Problem details:
Return the lines below that carry the word "tưởng".

======== Material supplied ========

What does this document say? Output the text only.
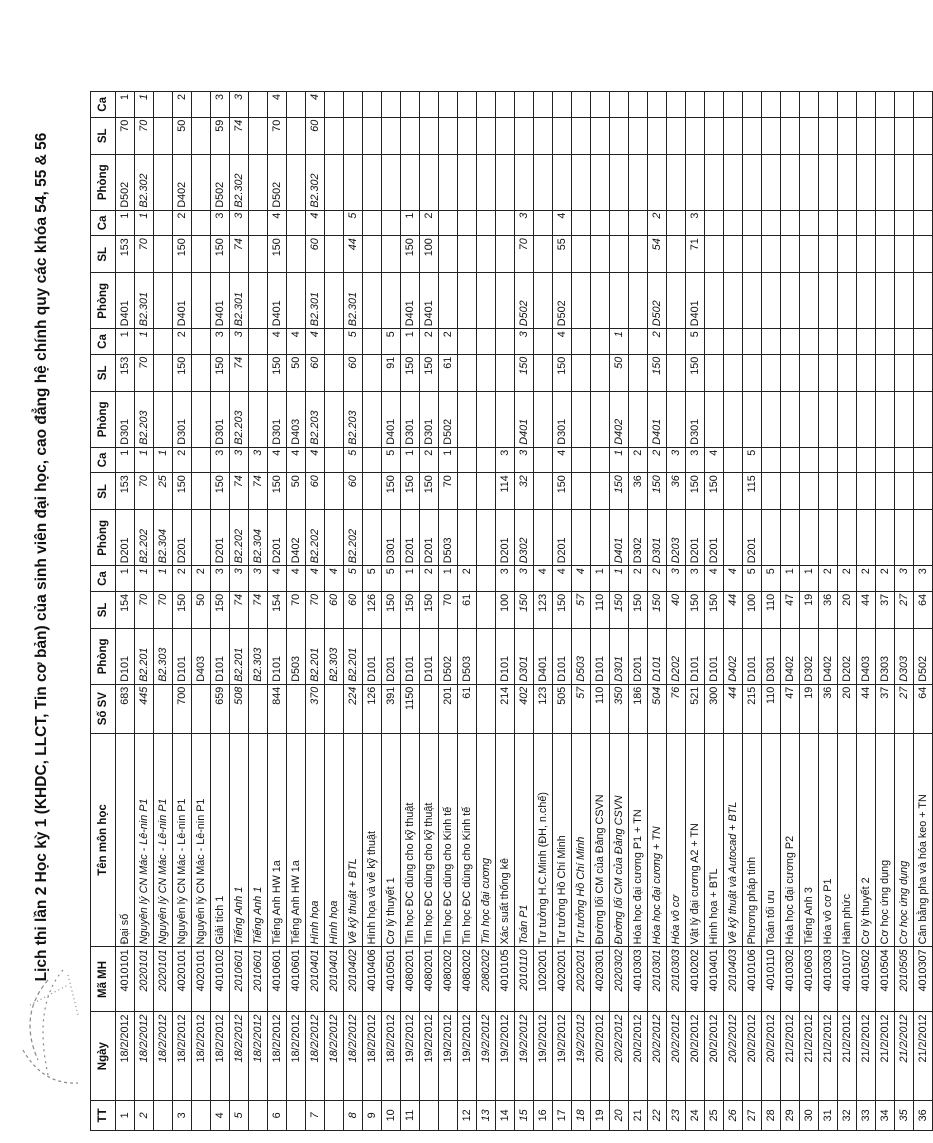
Lịch thi lần 2 Học kỳ 1 (KHDC, LLCT, Tin cơ bản) của sinh viên đại học, cao đẳng hệ chính quy các khóa 54, 55 & 56
TT	Ngày	Mã MH	Tên môn học	Số SV	Phòng	SL	Ca	Phòng	SL	Ca	Phòng	SL	Ca		Phòng	SL	Ca	Phòng	SL	Ca
1	18/2/2012	4010101	Đại số	683	D101	154	1	D201	153	1	D301	153	1		D401	153	1	D502	70	1
2	18/2/2012	2020101	Nguyên lý CN Mác - Lê-nin P1	445	B2.201	70	1	B2.202	70	1	B2.203	70	1		B2.301	70	1	B2.302	70	1
	18/2/2012	2020101	Nguyên lý CN Mác - Lê-nin P1		B2.303	70	1	B2.304	25	1										
3	18/2/2012	4020101	Nguyên lý CN Mác - Lê-nin P1	700	D101	150	2	D201	150	2	D301	150	2		D401	150	2	D402	50	2
	18/2/2012	4020101	Nguyên lý CN Mác - Lê-nin P1		D403	50	2													
4	18/2/2012	4010102	Giải tích 1	659	D101	150	3	D201	150	3	D301	150	3		D401	150	3	D502	59	3
5	18/2/2012	2010601	Tiếng Anh 1	508	B2.201	74	3	B2.202	74	3	B2.203	74	3		B2.301	74	3	B2.302	74	3
	18/2/2012	2010601	Tiếng Anh 1		B2.303	74	3	B2.304	74	3										
6	18/2/2012	4010601	Tiếng Anh HW 1a	844	D101	154	4	D201	150	4	D301	150	4		D401	150	4	D502	70	4
	18/2/2012	4010601	Tiếng Anh HW 1a		D503	70	4	D402	50	4	D403	50	4							
7	18/2/2012	2010401	Hình họa	370	B2.201	70	4	B2.202	60	4	B2.203	60	4		B2.301	60	4	B2.302	60	4
	18/2/2012	2010401	Hình họa		B2.303	60	4													
8	18/2/2012	2010402	Vẽ kỹ thuật + BTL	224	B2.201	60	5	B2.202	60	5	B2.203	60	5		B2.301	44	5			
9	18/2/2012	4010406	Hình họa và vẽ kỹ thuật	126	D101	126	5													
10	18/2/2012	4010501	Cơ lý thuyết 1	391	D201	150	5	D301	150	5	D401	91	5							
11	19/2/2012	4080201	Tin học ĐC dùng cho kỹ thuật	1150	D101	150	1	D201	150	1	D301	150	1		D401	150	1			
	19/2/2012	4080201	Tin học ĐC dùng cho kỹ thuật		D101	150	2	D201	150	2	D301	150	2		D401	100	2			
	19/2/2012	4080202	Tin học ĐC dùng cho Kinh tế	201	D502	70	1	D503	70	1	D502	61	2							
12	19/2/2012	4080202	Tin học ĐC dùng cho Kinh tế	61	D503	61	2													
13	19/2/2012	2080202	Tin học đại cương																	
14	19/2/2012	4010105	Xác suất thống kê	214	D101	100	3	D201	114	3										
15	19/2/2012	2010110	Toán P1	402	D301	150	3	D302	32	3	D401	150	3		D502	70	3			
16	19/2/2012	1020201	Tư tưởng H.C.Minh (ĐH, n.chế)	123	D401	123	4													
17	19/2/2012	4020201	Tư tưởng Hồ Chí Minh	505	D101	150	4	D201	150	4	D301	150	4		D502	55	4			
18	19/2/2012	2020201	Tư tưởng Hồ Chí Minh	57	D503	57	4													
19	20/2/2012	4020301	Đường lối CM của Đảng CSVN	110	D101	110	1													
20	20/2/2012	2020302	Đường lối CM của Đảng CSVN	350	D301	150	1	D401	150	1	D402	50	1							
21	20/2/2012	4010303	Hóa học đại cương P1 + TN	186	D201	150	2	D302	36	2										
22	20/2/2012	2010301	Hóa học đại cương + TN	504	D101	150	2	D301	150	2	D401	150	2		D502	54	2			
23	20/2/2012	2010303	Hóa vô cơ	76	D202	40	3	D203	36	3										
24	20/2/2012	4010202	Vật lý đại cương A2 + TN	521	D101	150	3	D201	150	3	D301	150	5		D401	71	3			
25	20/2/2012	4010401	Hình họa + BTL	300	D101	150	4	D201	150	4										
26	20/2/2012	2010403	Vẽ kỹ thuật và Autocad + BTL	44	D402	44	4													
27	20/2/2012	4010106	Phương pháp tính	215	D101	100	5	D201	115	5										
28	20/2/2012	4010110	Toán tối ưu	110	D301	110	5													
29	21/2/2012	4010302	Hóa học đại cương P2	47	D402	47	1													
30	21/2/2012	4010603	Tiếng Anh 3	19	D302	19	1													
31	21/2/2012	4010303	Hóa vô cơ P1	36	D402	36	2													
32	21/2/2012	4010107	Hàm phức	20	D202	20	2													
33	21/2/2012	4010502	Cơ lý thuyết 2	44	D403	44	2													
34	21/2/2012	4010504	Cơ học ứng dụng	37	D303	37	2													
35	21/2/2012	2010505	Cơ học ứng dụng	27	D303	27	3													
36	21/2/2012	4010307	Cân bằng pha và hóa keo + TN	64	D502	64	3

========

Solution:
16	19/2/2012	1020201	Tư tưởng H.C.Minh (ĐH, n.chế)	123	D401	123	4													
17	19/2/2012	4020201	Tư tưởng Hồ Chí Minh	505	D101	150	4	D201	150	4	D301	150	4		D502	55	4			
18	19/2/2012	2020201	Tư tưởng Hồ Chí Minh	57	D503	57	4													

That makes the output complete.